» **EXERCISE INSTRUCTIONS**: Go through the records line by line and work out how many lines hold the word "label". Answer with the number only.

[Stored data]
+--

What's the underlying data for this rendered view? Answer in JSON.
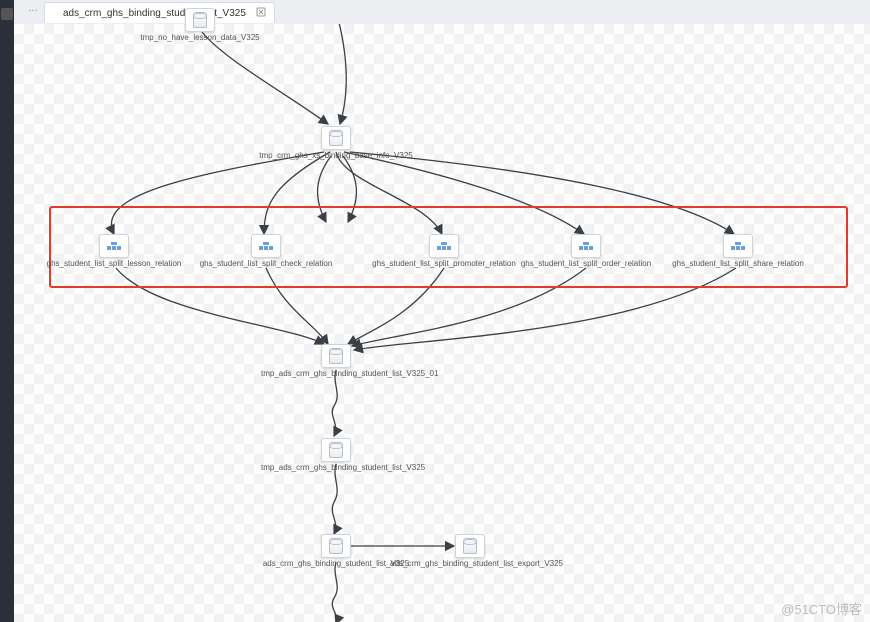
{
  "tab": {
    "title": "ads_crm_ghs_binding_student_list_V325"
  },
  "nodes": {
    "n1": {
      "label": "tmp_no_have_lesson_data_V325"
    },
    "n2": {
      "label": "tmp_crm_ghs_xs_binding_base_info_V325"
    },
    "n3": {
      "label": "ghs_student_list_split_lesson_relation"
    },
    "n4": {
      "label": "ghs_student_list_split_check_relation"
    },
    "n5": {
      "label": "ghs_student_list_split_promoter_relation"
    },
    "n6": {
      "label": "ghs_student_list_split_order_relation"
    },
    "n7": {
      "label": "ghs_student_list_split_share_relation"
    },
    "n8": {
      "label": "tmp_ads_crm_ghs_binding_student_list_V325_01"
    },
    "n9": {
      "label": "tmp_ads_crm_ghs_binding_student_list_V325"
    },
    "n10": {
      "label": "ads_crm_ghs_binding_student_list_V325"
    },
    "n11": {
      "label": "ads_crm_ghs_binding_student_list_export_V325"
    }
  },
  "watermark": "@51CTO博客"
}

+--

» **RESULT FOR THIS EXERCISE**: 11